- [PROMPT]: Copy out all lines where "screenshot" appears.

- [MATERIALS PROVIDED]:
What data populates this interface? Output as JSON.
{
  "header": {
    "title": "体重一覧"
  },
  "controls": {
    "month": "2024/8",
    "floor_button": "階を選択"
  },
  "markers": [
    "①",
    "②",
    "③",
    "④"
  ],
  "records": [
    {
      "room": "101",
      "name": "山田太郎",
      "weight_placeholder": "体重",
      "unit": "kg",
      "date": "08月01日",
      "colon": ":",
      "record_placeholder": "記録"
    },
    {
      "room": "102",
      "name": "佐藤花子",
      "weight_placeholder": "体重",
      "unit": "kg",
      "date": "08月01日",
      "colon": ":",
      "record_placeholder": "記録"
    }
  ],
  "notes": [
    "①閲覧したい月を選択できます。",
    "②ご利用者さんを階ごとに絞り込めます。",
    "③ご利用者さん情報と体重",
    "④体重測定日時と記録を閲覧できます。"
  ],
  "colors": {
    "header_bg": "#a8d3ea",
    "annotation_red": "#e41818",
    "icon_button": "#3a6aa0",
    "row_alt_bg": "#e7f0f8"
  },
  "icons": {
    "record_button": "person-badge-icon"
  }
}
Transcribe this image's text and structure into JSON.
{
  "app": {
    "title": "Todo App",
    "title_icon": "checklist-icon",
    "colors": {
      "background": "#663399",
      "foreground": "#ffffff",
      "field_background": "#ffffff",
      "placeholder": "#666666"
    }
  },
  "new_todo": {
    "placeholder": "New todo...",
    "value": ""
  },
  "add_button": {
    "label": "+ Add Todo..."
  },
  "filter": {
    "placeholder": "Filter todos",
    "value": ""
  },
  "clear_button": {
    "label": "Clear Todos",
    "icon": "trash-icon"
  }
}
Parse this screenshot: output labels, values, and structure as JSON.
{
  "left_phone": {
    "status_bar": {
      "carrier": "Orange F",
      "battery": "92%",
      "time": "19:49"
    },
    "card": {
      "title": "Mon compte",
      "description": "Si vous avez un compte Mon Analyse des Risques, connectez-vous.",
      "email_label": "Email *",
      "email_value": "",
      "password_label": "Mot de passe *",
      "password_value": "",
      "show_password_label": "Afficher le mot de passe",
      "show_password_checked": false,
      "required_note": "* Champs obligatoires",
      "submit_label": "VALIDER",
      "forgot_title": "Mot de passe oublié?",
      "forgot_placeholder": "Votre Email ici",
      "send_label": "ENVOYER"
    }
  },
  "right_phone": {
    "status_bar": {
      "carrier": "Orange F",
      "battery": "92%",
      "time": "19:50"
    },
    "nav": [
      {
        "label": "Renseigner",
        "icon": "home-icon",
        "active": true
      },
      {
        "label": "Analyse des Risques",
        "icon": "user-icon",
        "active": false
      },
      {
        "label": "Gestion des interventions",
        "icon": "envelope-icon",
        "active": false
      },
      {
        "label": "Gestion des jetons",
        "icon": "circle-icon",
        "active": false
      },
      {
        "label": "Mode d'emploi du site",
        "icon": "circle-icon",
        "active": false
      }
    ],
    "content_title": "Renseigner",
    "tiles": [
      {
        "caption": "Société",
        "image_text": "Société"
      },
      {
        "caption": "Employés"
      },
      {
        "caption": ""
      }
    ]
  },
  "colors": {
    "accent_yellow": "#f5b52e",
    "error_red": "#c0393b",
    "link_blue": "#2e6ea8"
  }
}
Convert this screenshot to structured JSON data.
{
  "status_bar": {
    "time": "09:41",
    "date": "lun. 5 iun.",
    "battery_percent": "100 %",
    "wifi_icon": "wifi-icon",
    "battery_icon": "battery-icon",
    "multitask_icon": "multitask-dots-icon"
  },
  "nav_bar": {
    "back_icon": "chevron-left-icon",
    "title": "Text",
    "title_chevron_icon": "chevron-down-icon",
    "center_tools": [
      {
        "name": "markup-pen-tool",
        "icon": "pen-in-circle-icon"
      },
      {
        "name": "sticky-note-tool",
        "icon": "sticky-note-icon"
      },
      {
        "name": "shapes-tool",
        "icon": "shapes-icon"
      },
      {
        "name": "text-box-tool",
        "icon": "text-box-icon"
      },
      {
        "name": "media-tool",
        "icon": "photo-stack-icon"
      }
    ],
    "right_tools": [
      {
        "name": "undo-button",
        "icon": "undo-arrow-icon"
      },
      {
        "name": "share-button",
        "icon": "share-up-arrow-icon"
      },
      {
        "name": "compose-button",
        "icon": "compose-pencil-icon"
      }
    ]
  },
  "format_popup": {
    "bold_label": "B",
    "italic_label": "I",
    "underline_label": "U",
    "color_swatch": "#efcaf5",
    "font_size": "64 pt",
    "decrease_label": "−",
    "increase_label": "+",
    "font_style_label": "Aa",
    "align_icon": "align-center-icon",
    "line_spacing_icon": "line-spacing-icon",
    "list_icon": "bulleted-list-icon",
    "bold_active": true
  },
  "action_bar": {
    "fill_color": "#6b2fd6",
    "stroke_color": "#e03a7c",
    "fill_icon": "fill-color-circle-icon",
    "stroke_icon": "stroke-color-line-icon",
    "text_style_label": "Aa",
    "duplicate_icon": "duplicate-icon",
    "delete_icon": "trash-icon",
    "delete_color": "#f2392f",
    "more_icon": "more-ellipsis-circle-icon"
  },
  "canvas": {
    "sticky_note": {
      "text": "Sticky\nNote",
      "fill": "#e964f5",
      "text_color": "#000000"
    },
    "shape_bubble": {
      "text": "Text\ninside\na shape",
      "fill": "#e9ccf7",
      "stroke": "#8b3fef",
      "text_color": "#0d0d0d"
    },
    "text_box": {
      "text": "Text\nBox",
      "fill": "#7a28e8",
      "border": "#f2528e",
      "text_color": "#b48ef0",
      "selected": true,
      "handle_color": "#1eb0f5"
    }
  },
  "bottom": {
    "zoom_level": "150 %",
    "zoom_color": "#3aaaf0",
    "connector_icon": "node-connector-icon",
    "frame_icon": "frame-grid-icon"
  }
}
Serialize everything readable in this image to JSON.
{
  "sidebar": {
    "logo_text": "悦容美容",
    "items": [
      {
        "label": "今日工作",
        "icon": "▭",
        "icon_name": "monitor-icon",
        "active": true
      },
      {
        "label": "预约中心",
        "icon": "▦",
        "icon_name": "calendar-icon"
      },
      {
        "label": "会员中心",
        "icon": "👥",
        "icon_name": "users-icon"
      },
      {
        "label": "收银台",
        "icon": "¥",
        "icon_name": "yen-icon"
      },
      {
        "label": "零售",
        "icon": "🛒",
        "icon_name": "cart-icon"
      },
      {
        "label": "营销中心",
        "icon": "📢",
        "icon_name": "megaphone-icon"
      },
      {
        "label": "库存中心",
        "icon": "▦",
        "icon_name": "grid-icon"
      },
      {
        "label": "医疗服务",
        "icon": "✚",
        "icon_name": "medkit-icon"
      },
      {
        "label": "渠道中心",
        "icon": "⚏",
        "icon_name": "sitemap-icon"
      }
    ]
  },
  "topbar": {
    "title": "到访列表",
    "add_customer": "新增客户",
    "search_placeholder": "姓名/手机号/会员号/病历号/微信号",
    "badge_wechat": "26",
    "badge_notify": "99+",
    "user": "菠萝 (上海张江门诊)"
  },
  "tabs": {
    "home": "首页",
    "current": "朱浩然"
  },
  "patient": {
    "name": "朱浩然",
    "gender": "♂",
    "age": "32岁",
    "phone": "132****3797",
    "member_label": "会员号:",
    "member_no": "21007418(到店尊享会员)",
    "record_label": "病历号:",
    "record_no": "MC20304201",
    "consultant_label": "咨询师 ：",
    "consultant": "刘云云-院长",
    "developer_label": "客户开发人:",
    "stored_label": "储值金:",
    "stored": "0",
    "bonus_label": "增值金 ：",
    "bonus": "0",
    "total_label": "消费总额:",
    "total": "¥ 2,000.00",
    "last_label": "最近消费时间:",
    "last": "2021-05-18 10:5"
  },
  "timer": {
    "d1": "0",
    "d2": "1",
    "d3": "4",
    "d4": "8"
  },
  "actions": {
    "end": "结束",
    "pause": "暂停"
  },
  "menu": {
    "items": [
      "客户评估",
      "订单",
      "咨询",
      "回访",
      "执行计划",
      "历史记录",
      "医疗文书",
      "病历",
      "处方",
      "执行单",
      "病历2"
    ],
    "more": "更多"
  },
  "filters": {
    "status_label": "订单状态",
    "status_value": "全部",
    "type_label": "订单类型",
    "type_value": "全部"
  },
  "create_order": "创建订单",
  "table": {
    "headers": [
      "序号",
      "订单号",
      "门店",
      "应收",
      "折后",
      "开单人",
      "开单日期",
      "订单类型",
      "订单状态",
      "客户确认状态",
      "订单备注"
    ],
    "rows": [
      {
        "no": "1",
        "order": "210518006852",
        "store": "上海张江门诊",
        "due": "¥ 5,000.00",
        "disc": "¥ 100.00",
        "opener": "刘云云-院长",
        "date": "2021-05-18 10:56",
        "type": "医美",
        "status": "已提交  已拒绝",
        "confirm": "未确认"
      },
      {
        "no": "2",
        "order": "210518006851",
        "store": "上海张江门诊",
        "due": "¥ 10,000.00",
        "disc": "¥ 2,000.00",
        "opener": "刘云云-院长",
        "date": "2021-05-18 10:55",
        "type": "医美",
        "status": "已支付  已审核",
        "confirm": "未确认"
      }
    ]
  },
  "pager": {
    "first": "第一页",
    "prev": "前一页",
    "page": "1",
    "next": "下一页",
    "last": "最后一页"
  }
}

- [FINAL RESULT]:
Parse this screenshot: output labels, values, and structure as JSON.
Convert this screenshot to structured JSON data.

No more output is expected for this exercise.